** Excerpt **
-------

DESCRIPTION OF THE PREFERRED EMBODIMENTS
[0034] The present invention will now be described with reference to the various preferred
embodiments thereof. It should be noted that the table referred to in this specification
is to be found at the end of the specification and before the claims thereof: the
present specification is arranged in such a manner in order to maximize ease of pagination.
THE FIRST SET OF PREFERRED EMBODIMENTS
[0035] In order to assess what might be the most suitable composition for an aluminum alloy
to be utilized as matrix metal for a contemplated composite material of the type described
in the preamble to this specification, the reinforcing material of which is to be,
in this case, silicon carbide short fibers, the' present inventors manufactured by
using the high pressure casting method samples of various composite materials, utilizing
as reinforcing material silicon carbide whisker material of type "Tokamax" (this is
a trademark) made by Tokai Carbon K.K., which had fiber lengths 50 to 200 microns
and fiber diameters 0.2 to 0.5 microns, and utilizing as matrix metal Al-Cu-Si type
aluminum alloys of various compositions. Then the present inventors conducted evaluations
of the bending strength of the various resulting composite material sample pieces.

-------

** Your goal **
Change "matrix metal" to "base metal" in the passage on aluminum alloy composites, and write out the part that starts at "THE FIRST SET" and ends after "material sample pieces.".

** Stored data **
-------

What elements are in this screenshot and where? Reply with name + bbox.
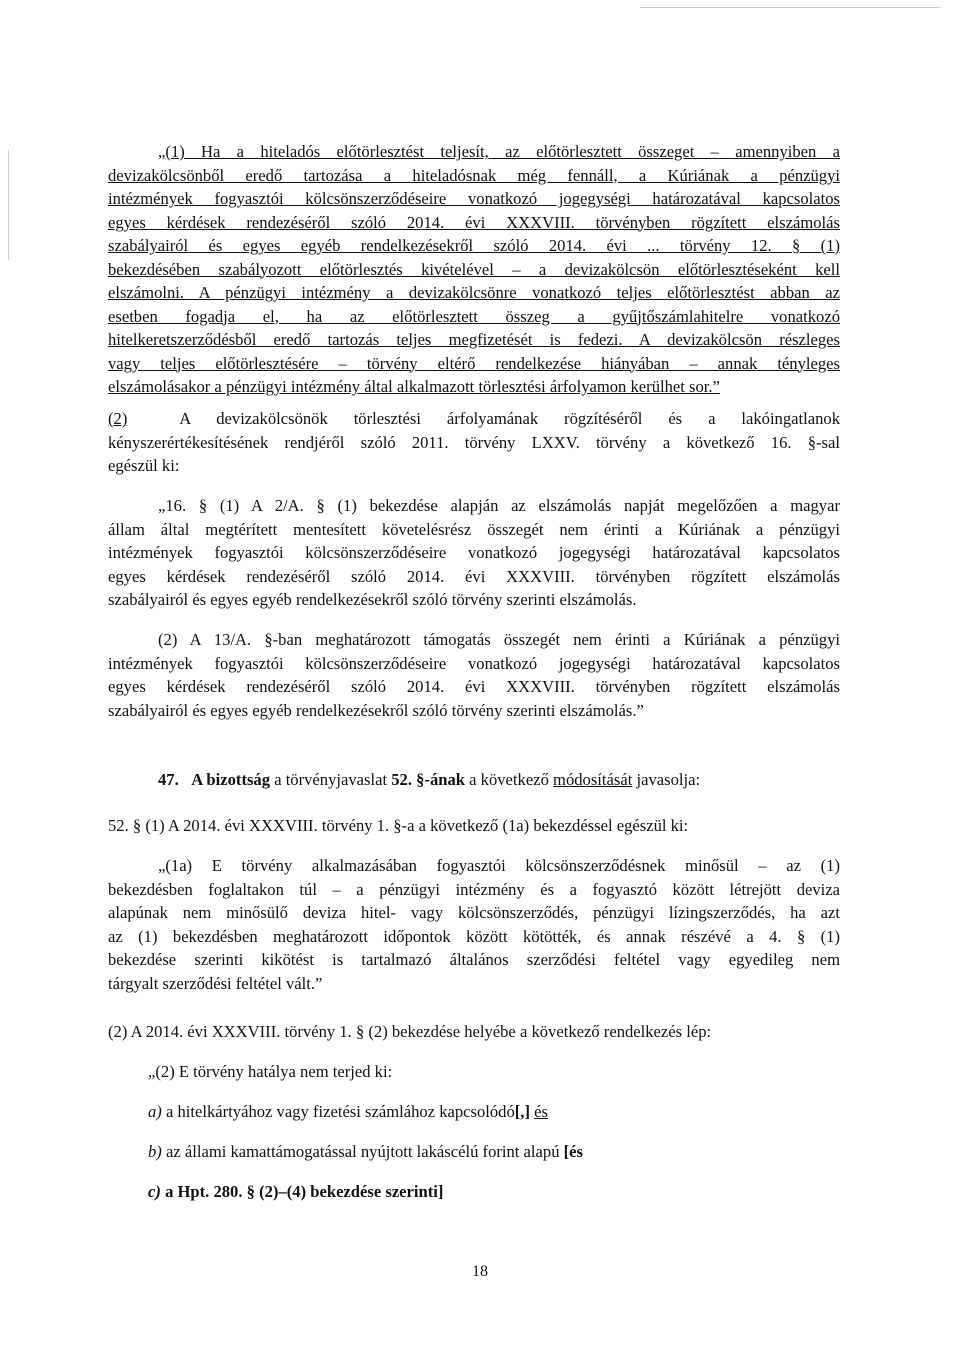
- text-line: állam által megtérített mentesített követelésrész összegét nem érinti a Kúriának a pénzügyi: [108, 519, 840, 539]
- paragraph-2-replace-intro: (2) A 2014. évi XXXVIII. törvény 1. § (2) bekezdése helyébe a következő rendelkezés lép:: [108, 1022, 712, 1041]
- text-line: szabályairól és egyes egyéb rendelkezésekről szóló törvény szerinti elszámolás.: [108, 590, 637, 609]
- text-line: egyes kérdések rendezéséről szóló 2014. évi XXXVIII. törvényben rögzített elszámolás: [108, 212, 840, 232]
- text-line: egyes kérdések rendezéséről szóló 2014. évi XXXVIII. törvényben rögzített elszámolás: [108, 677, 840, 696]
- paragraph-number: (2): [108, 409, 128, 428]
- committee-subject: A bizottság: [191, 770, 271, 789]
- text-line: esetben fogadja el, ha az előtörlesztett összeg a gyűjtőszámlahitelre vonatkozó: [108, 306, 840, 326]
- text-line: „16. § (1) A 2/A. § (1) bekezdése alapján az elszámolás napját megelőzően a magyar: [158, 496, 840, 515]
- text-line: tárgyalt szerződési feltétel vált.”: [108, 973, 323, 993]
- text-line: devizakölcsönből eredő tartozása a hiteladósnak még fennáll, a Kúriának a pénzügyi: [108, 165, 840, 185]
- text-line: hitelkeretszerződésből eredő tartozás teljes megfizetését is fedezi. A devizakölcsön részleges: [108, 330, 840, 349]
- text-line: vagy teljes előtörlesztésére – törvény eltérő rendelkezése hiányában – annak tényleges: [108, 353, 840, 373]
- text-line: „(1a) E törvény alkalmazásában fogyasztói kölcsönszerződésnek minősül – az (1): [158, 856, 840, 875]
- amendment-item-47: 47. A bizottság a törvényjavaslat 52. §-ának a következő módosítását javasolja:: [158, 770, 701, 789]
- page-number: 18: [472, 1263, 488, 1280]
- scan-left-mark: [8, 150, 9, 260]
- text-line: kényszerértékesítésének rendjéről szóló 2011. törvény LXXV. törvény a következő 16. §-sal: [108, 432, 840, 452]
- item-number: 47.: [158, 770, 179, 789]
- bracket-delete: [és: [563, 1142, 584, 1161]
- text-line: (2) A 13/A. §-ban meghatározott támogatás összegét nem érinti a Kúriának a pénzügyi: [158, 630, 840, 649]
- paragraph-1a: [108, 854, 840, 995]
- list-item-c: c) a Hpt. 280. § (2)–(4) bekezdése szerinti]: [148, 1182, 444, 1201]
- text-line: elszámolásakor a pénzügyi intézmény által alkalmazott törlesztési árfolyamon kerülhet sor.”: [108, 377, 720, 396]
- section-ref: 52. §-ának: [391, 770, 465, 789]
- section-16-paragraph-1: [108, 494, 840, 612]
- text-line: (2) A devizakölcsönök törlesztési árfolyamának rögzítéséről és a lakóingatlanok: [108, 409, 840, 428]
- text-line: szabályairól és egyes egyéb rendelkezésekről szóló 2014. évi ... törvény 12. § (1): [108, 236, 840, 255]
- inserted-word: és: [534, 1102, 548, 1121]
- text-line: egyes kérdések rendezéséről szóló 2014. évi XXXVIII. törvényben rögzített elszámolás: [108, 566, 840, 586]
- text-line: intézmények fogyasztói kölcsönszerződéseire vonatkozó jogegységi határozatával kapcsolatos: [108, 543, 840, 562]
- text-line: intézmények fogyasztói kölcsönszerződéseire vonatkozó jogegységi határozatával kapcsolatos: [108, 653, 840, 673]
- paragraph-2-intro: [108, 407, 840, 478]
- text-line: „(1) Ha a hiteladós előtörlesztést teljesít, az előtörlesztett összeget – amennyiben a: [158, 142, 840, 161]
- item-letter: a): [148, 1102, 162, 1121]
- amendment-keyword: módosítását: [553, 770, 633, 789]
- item-letter: c): [148, 1182, 161, 1201]
- text-line: intézmények fogyasztói kölcsönszerződéseire vonatkozó jogegységi határozatával kapcsolatos: [108, 189, 840, 208]
- text-line: az (1) bekezdésben meghatározott időpontok között kötötték, és annak részévé a 4. § (1): [108, 926, 840, 946]
- list-item-a: a) a hitelkártyához vagy fizetési számlához kapcsolódó[,] és: [148, 1102, 548, 1121]
- item-letter: b): [148, 1142, 162, 1161]
- quoted-paragraph-2: „(2) E törvény hatálya nem terjed ki:: [148, 1062, 393, 1081]
- text-line: egészül ki:: [108, 456, 180, 475]
- text-line: alapúnak nem minősülő deviza hitel- vagy kölcsönszerződés, pénzügyi lízingszerződés, ha azt: [108, 903, 840, 922]
- text-line: elszámolni. A pénzügyi intézmény a devizakölcsönre vonatkozó teljes előtörlesztést abban az: [108, 283, 840, 302]
- bracket-insert: [,]: [514, 1102, 530, 1121]
- text-line: szabályairól és egyes egyéb rendelkezésekről szóló törvény szerinti elszámolás.”: [108, 700, 644, 720]
- list-item-b: b) az állami kamattámogatással nyújtott lakáscélú forint alapú [és: [148, 1142, 584, 1161]
- text-line: bekezdésében szabályozott előtörlesztés kivételével – a devizakölcsön előtörlesztéseként kell: [108, 259, 840, 279]
- text-line: bekezdésben foglaltakon túl – a pénzügyi intézmény és a fogyasztó között létrejött deviza: [108, 879, 840, 899]
- text-line: bekezdése szerinti kikötést is tartalmazó általános szerződési feltétel vagy egyedileg nem: [108, 950, 840, 969]
- quoted-paragraph-1: [108, 140, 840, 399]
- scan-top-line: [640, 7, 940, 8]
- section-52-intro: 52. § (1) A 2014. évi XXXVIII. törvény 1. §-a a következő (1a) bekezdéssel egészül ki:: [108, 816, 689, 835]
- section-16-paragraph-2: [108, 628, 840, 722]
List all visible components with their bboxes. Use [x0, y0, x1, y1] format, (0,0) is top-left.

-------

** Output for this task **
THE FIRST SET OF PREFERRED EMBODIMENTS
[0035] In order to assess what might be the most suitable composition for an aluminum alloy
to be utilized as base metal for a contemplated composite material of the type described
in the preamble to this specification, the reinforcing material of which is to be,
in this case, silicon carbide short fibers, the' present inventors manufactured by
using the high pressure casting method samples of various composite materials, utilizing
as reinforcing material silicon carbide whisker material of type "Tokamax" (this is
a trademark) made by Tokai Carbon K.K., which had fiber lengths 50 to 200 microns
and fiber diameters 0.2 to 0.5 microns, and utilizing as base metal Al-Cu-Si type
aluminum alloys of various compositions. Then the present inventors conducted evaluations
of the bending strength of the various resulting composite material sample pieces.